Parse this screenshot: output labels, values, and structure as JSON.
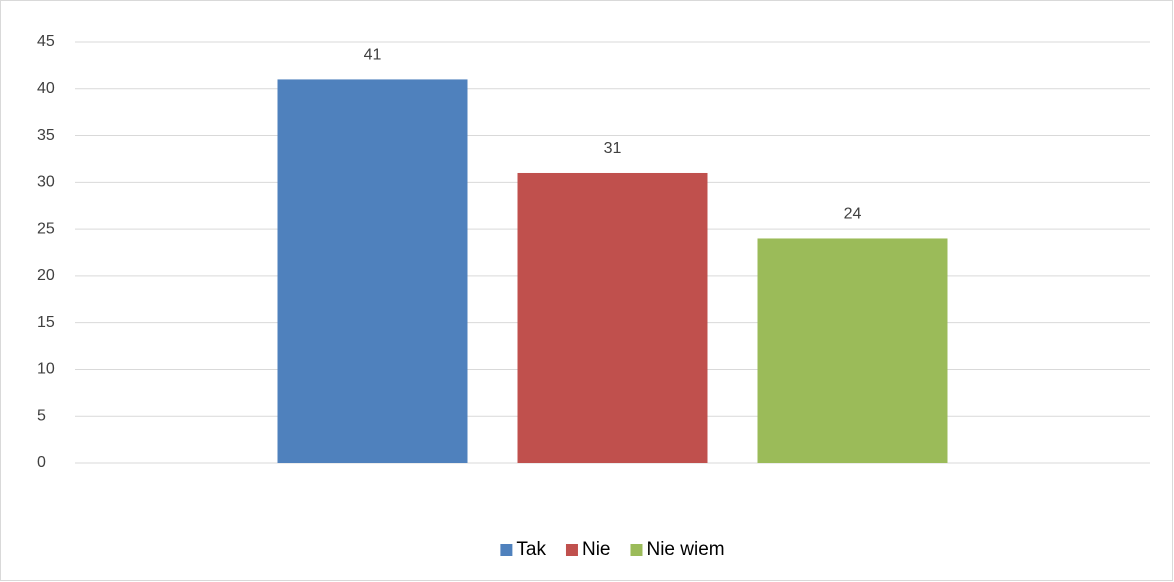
{
  "chart_data": {
    "type": "bar",
    "categories": [
      null
    ],
    "series": [
      {
        "name": "Tak",
        "color": "#4f81bd",
        "values": [
          41
        ]
      },
      {
        "name": "Nie",
        "color": "#c0504d",
        "values": [
          31
        ]
      },
      {
        "name": "Nie wiem",
        "color": "#9bbb59",
        "values": [
          24
        ]
      }
    ],
    "ylim": [
      0,
      45
    ],
    "yticks": [
      0,
      5,
      10,
      15,
      20,
      25,
      30,
      35,
      40,
      45
    ],
    "grid": true,
    "legend": "bottom",
    "data_labels": true
  }
}
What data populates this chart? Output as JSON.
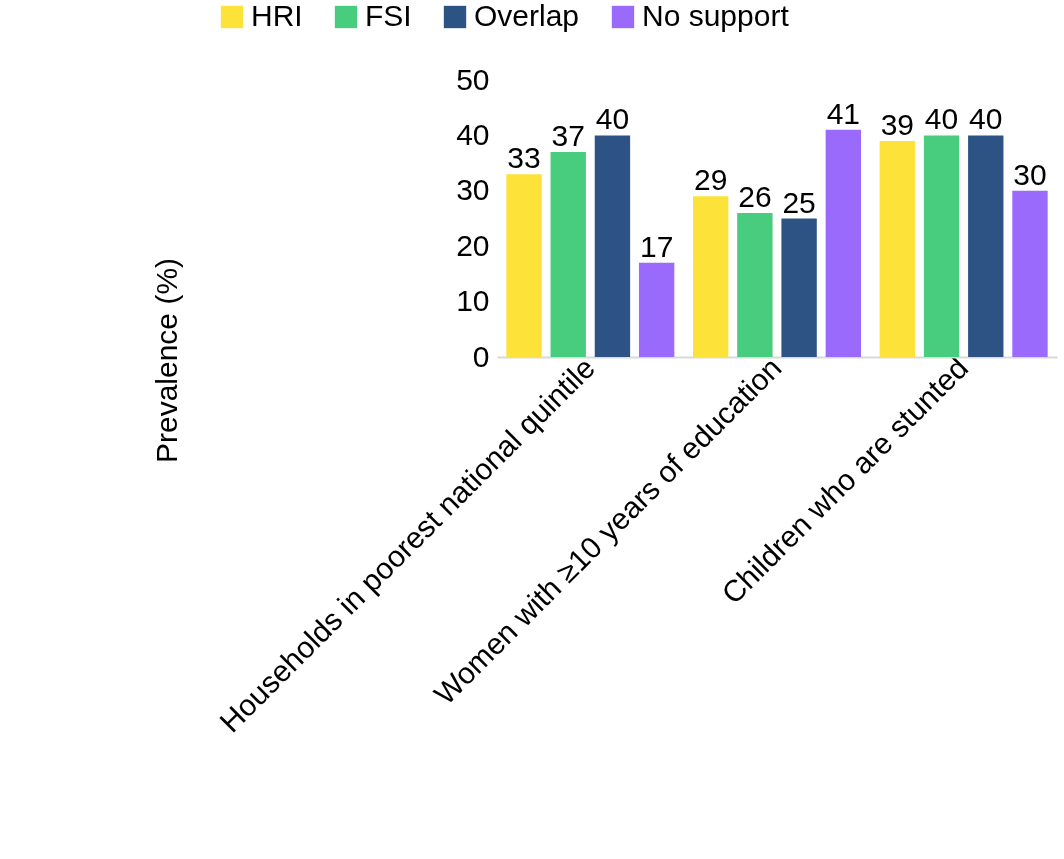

··········

→ THE TASK
Copy the data word for word. Pictures do not go in the copy.

→ RESULT
Parse this screenshot: output labels, values, and structure as JSON.
{
  "chart_data": {
    "type": "bar",
    "categories": [
      null
    ],
    "series": [
      {
        "name": "Tak",
        "color": "#4f81bd",
        "values": [
          41
        ]
      },
      {
        "name": "Nie",
        "color": "#c0504d",
        "values": [
          31
        ]
      },
      {
        "name": "Nie wiem",
        "color": "#9bbb59",
        "values": [
          24
        ]
      }
    ],
    "ylim": [
      0,
      45
    ],
    "yticks": [
      0,
      5,
      10,
      15,
      20,
      25,
      30,
      35,
      40,
      45
    ],
    "grid": true,
    "legend": "bottom",
    "data_labels": true
  }
}
What data populates this chart? Output as JSON.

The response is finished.